In the entries that follow, find the word "JSON" and report each line it is on.

*DATA EXCERPTS:*
###
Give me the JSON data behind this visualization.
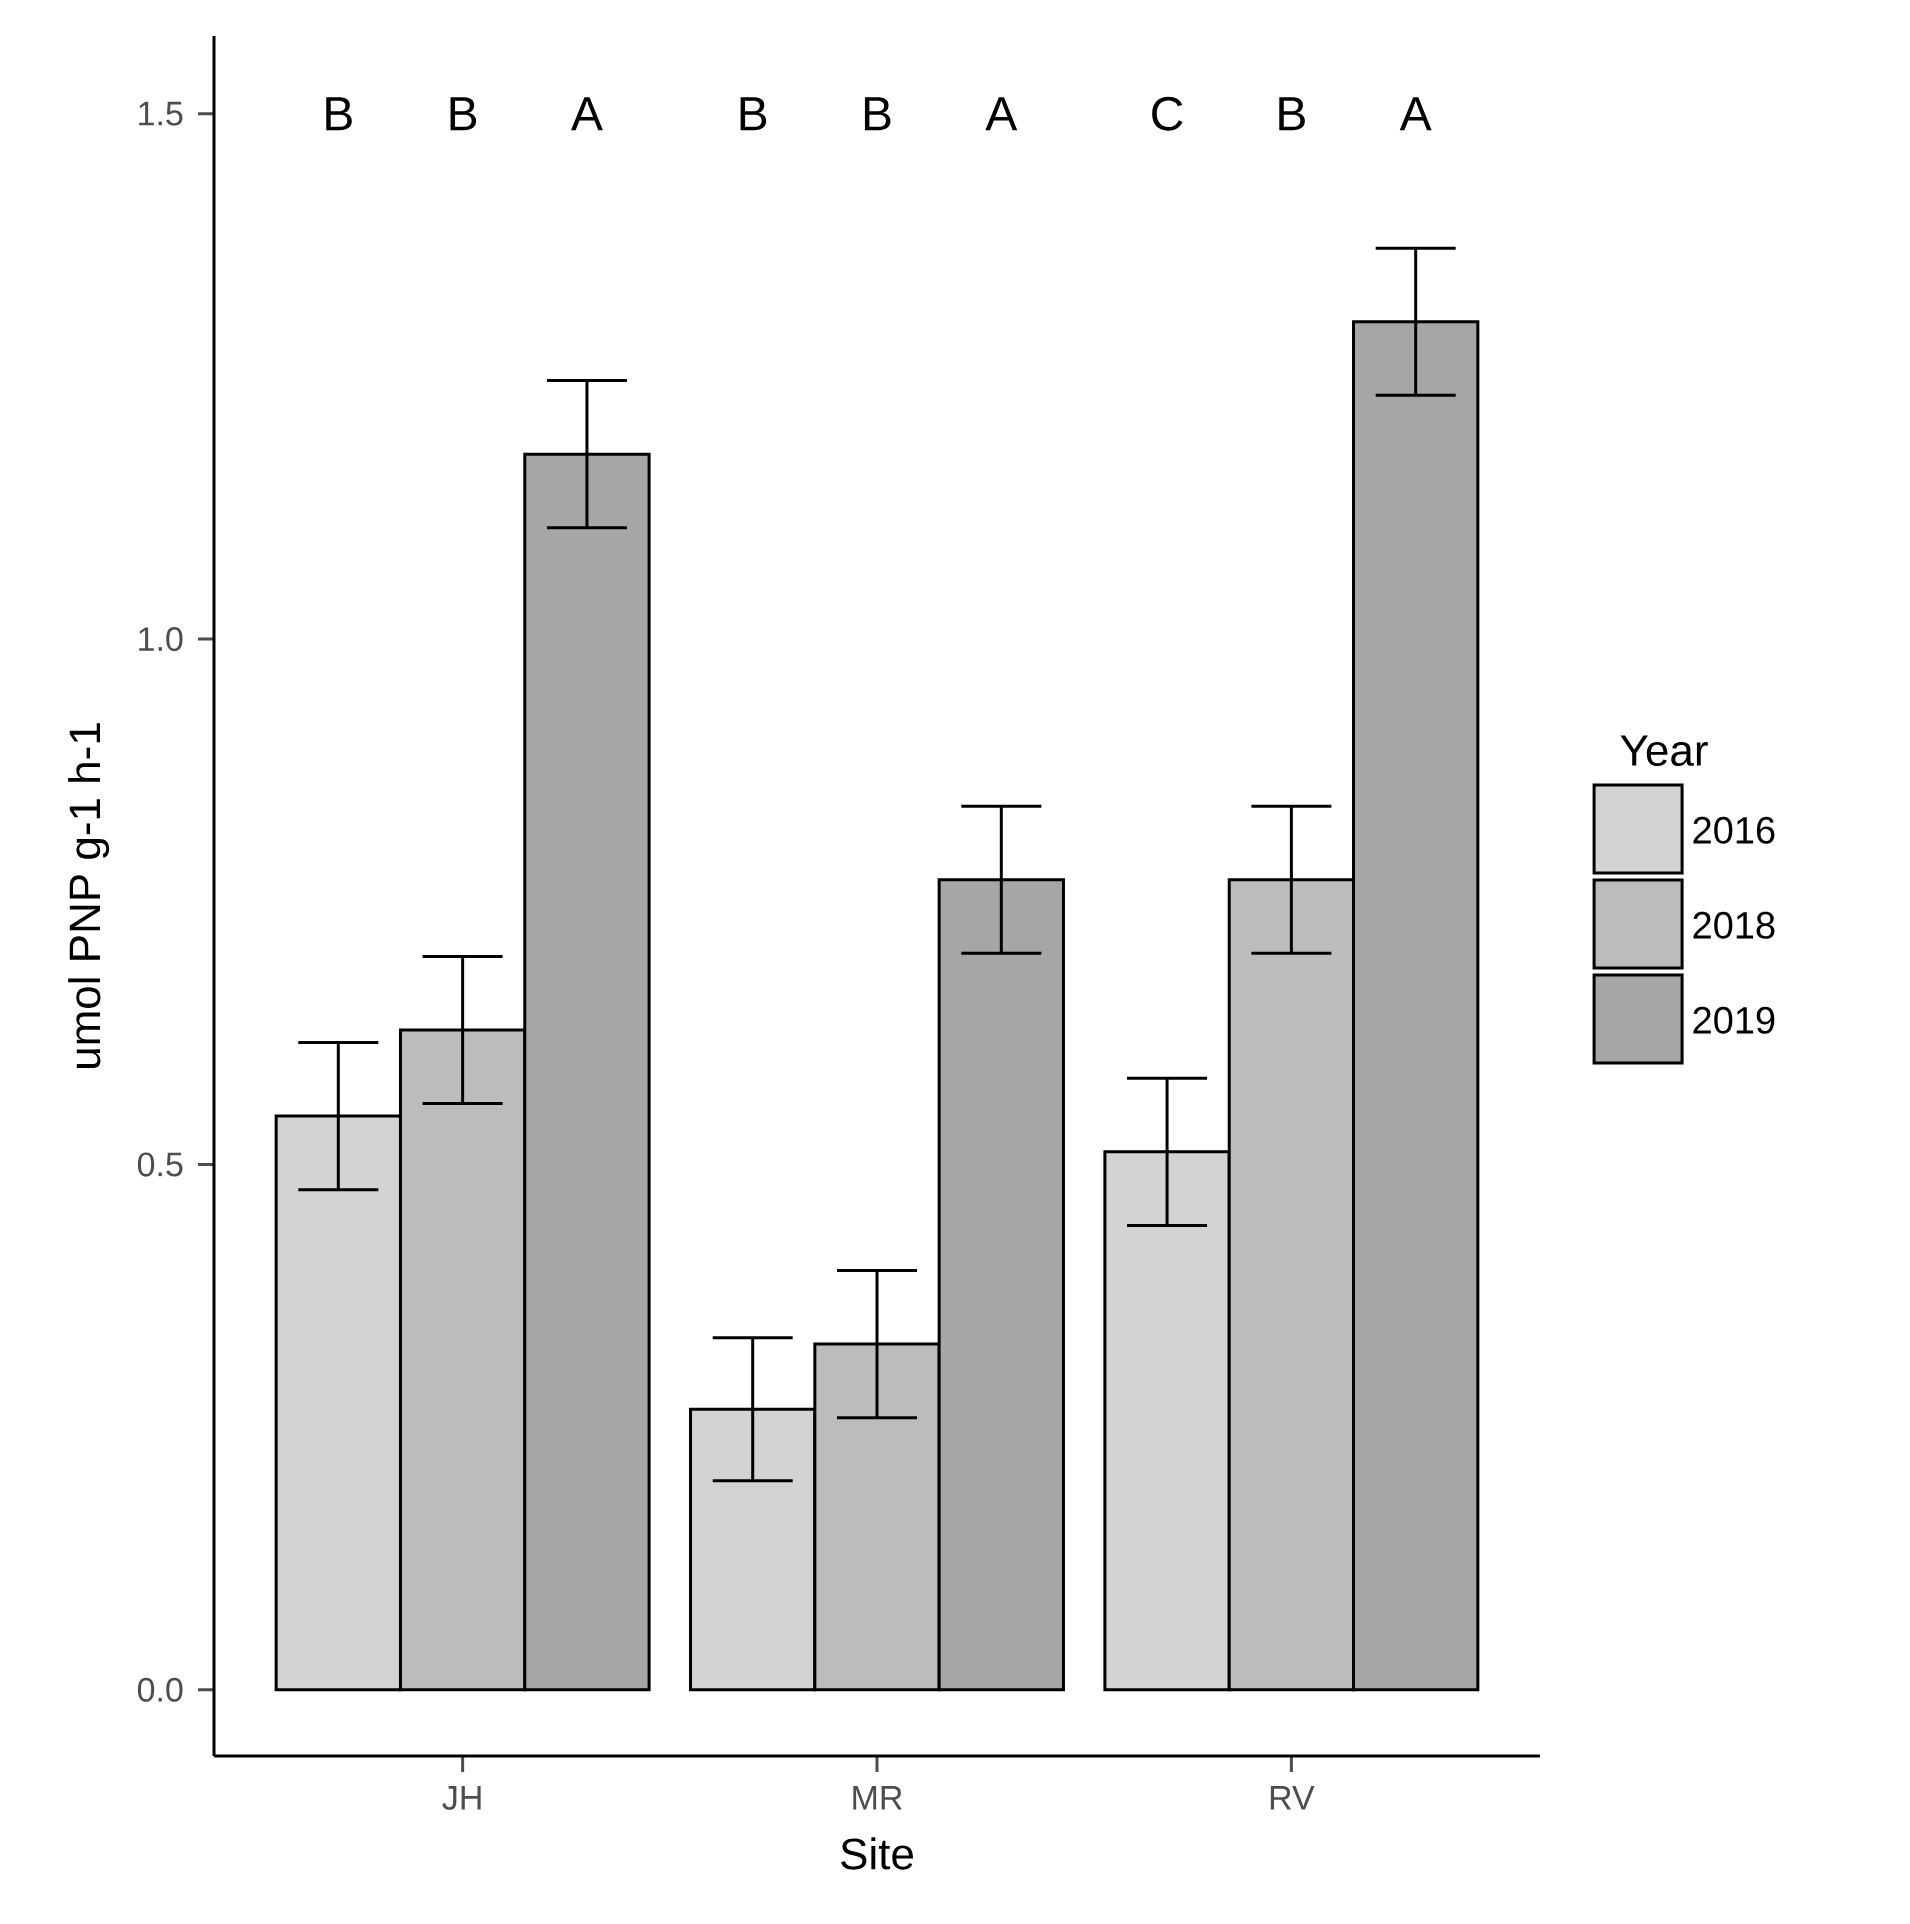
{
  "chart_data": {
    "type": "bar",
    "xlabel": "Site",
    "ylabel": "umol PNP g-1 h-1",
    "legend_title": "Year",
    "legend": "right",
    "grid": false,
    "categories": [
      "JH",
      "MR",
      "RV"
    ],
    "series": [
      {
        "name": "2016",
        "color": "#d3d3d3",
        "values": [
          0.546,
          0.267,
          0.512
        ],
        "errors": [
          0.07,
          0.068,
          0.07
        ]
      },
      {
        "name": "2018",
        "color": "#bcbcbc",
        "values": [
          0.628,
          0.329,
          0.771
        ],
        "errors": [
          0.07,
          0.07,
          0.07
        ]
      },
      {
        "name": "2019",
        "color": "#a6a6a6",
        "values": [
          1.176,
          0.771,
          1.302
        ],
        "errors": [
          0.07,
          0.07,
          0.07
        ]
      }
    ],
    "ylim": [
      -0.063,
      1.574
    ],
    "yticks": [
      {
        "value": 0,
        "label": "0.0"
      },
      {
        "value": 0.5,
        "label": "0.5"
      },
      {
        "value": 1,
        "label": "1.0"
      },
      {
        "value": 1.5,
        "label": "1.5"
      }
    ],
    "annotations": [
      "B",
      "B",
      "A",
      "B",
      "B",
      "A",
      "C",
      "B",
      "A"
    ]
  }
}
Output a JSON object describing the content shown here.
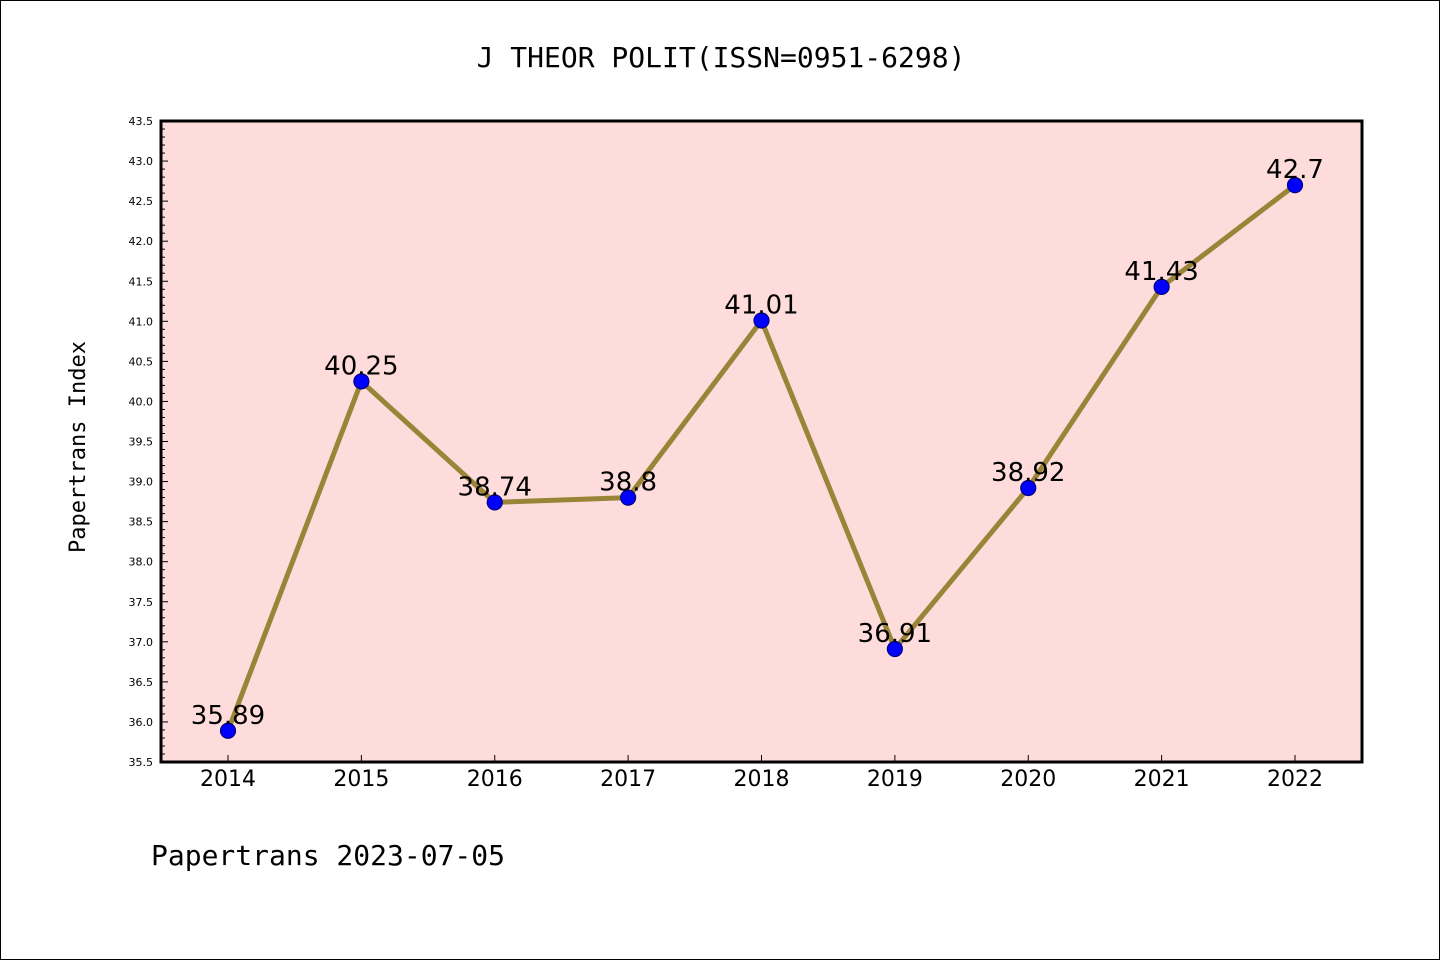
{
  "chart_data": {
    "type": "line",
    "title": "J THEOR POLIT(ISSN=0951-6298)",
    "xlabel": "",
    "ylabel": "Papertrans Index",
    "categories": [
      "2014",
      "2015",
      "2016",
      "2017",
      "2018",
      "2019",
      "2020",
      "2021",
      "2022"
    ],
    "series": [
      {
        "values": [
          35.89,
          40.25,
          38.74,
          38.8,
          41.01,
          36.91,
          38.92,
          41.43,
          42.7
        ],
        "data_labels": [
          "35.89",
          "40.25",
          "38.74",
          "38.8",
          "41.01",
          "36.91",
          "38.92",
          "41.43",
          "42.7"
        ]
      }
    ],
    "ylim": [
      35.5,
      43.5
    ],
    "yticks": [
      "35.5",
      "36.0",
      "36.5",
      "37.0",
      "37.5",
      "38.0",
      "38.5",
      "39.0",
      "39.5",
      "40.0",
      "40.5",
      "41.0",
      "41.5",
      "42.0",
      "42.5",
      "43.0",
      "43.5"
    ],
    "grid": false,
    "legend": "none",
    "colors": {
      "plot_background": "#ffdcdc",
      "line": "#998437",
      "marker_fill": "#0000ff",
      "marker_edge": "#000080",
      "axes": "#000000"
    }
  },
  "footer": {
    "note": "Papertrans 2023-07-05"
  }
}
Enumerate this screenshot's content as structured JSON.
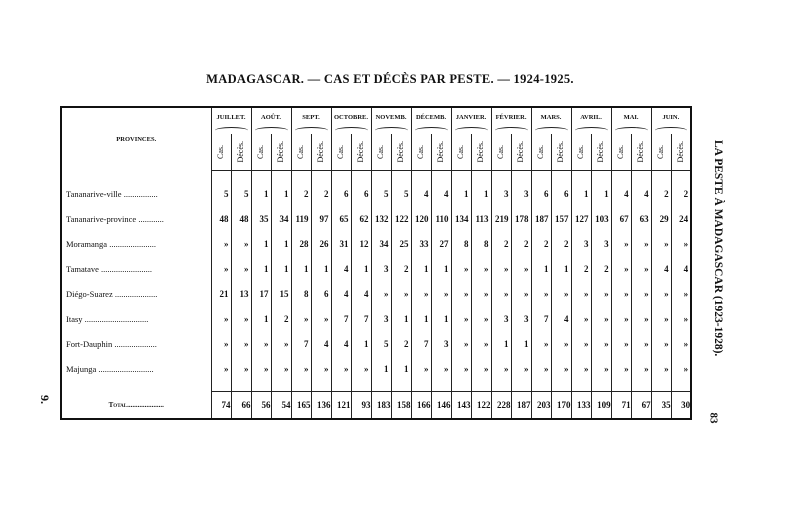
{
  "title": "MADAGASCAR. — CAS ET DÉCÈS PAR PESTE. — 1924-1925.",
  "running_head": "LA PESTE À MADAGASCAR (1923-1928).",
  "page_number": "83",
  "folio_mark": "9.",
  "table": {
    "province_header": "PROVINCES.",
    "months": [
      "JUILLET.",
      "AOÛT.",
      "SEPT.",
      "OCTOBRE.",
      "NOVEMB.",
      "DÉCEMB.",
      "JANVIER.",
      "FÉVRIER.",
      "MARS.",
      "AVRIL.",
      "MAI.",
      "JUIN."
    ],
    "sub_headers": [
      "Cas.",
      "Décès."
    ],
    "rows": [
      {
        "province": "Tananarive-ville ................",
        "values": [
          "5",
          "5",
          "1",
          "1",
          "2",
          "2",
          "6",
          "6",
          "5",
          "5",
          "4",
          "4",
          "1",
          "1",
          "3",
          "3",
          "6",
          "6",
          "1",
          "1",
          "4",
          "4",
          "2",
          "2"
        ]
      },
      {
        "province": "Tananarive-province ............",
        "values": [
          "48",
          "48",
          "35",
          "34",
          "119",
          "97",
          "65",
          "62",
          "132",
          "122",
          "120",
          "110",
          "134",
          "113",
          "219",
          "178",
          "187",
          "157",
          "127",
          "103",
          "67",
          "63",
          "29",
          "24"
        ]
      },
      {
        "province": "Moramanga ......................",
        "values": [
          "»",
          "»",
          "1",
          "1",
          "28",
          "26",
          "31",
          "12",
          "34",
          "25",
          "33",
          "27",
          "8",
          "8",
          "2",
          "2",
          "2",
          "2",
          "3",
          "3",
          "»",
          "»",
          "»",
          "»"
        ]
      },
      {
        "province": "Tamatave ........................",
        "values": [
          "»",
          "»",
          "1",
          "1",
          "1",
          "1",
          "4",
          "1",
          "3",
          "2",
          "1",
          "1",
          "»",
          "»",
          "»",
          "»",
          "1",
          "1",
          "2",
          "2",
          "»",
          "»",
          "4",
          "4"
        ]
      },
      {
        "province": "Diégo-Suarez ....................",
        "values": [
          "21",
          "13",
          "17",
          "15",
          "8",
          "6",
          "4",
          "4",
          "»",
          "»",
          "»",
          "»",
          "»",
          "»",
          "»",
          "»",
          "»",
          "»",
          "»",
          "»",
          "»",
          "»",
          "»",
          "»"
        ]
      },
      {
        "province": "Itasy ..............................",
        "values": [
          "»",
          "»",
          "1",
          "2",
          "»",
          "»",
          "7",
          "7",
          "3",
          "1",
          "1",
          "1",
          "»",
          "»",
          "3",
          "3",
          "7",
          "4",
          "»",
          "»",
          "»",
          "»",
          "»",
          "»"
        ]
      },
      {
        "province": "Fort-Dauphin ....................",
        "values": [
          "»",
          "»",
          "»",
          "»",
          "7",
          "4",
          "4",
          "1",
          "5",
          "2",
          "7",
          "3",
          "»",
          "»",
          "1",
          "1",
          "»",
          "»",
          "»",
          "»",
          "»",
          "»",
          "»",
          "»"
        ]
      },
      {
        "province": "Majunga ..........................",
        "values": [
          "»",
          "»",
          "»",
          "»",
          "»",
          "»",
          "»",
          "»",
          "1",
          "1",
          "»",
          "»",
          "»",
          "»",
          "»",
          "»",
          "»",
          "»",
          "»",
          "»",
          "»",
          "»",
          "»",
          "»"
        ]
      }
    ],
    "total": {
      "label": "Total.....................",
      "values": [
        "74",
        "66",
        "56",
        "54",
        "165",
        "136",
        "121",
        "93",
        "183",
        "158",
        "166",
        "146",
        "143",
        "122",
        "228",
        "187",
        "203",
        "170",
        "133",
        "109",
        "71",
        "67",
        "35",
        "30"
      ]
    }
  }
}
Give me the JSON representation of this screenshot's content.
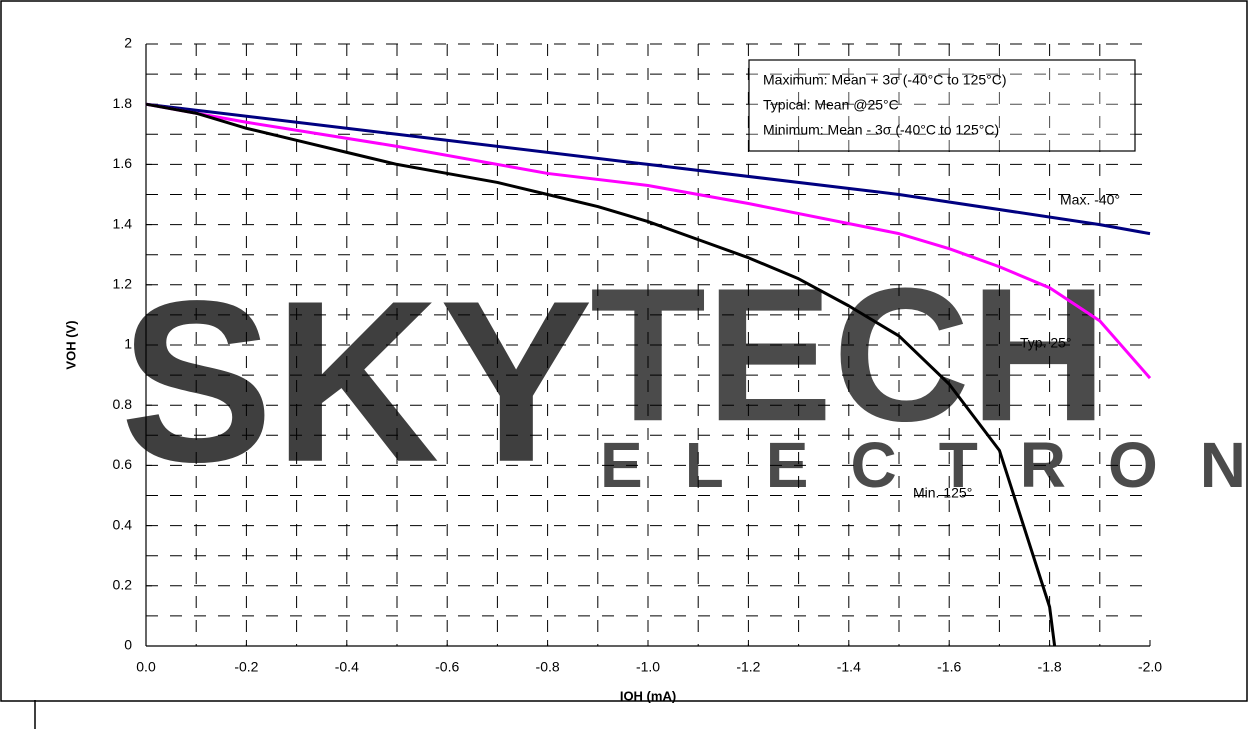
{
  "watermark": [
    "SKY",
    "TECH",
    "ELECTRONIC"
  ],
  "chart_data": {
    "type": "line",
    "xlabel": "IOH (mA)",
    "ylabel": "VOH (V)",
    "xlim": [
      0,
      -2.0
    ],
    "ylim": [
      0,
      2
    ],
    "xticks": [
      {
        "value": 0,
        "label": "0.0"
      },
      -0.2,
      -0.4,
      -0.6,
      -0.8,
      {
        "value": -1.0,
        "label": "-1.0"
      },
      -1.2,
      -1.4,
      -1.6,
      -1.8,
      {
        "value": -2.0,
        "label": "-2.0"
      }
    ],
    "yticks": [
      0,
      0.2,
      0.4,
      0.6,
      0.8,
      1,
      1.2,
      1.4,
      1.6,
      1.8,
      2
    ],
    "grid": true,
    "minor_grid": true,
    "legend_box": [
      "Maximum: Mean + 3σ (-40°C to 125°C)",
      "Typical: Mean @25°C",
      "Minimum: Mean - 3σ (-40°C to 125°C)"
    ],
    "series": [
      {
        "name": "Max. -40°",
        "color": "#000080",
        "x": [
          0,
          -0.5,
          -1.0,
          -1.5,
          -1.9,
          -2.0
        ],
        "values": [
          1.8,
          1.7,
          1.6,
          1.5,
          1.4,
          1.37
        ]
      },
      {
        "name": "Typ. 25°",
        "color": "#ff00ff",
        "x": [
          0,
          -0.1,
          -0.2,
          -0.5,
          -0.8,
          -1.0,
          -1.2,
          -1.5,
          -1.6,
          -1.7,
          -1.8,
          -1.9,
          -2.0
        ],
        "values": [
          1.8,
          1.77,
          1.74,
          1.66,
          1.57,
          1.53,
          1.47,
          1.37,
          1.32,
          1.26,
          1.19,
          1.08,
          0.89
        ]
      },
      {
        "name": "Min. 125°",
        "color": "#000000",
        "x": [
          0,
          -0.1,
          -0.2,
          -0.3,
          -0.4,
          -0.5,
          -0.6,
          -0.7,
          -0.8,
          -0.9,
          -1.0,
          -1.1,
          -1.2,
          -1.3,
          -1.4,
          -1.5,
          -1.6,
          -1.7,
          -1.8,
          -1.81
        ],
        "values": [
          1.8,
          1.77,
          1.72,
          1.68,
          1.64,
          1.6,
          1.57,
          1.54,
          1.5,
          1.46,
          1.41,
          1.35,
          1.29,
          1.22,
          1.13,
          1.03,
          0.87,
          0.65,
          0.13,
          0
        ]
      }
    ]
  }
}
###
*EXERCISE SOLUTION:*
Give me the JSON data behind this visualization.
Output a JSON object describing the content shown here.
Enumerate this screenshot's content as structured JSON.
Give me the JSON representation of this screenshot's content.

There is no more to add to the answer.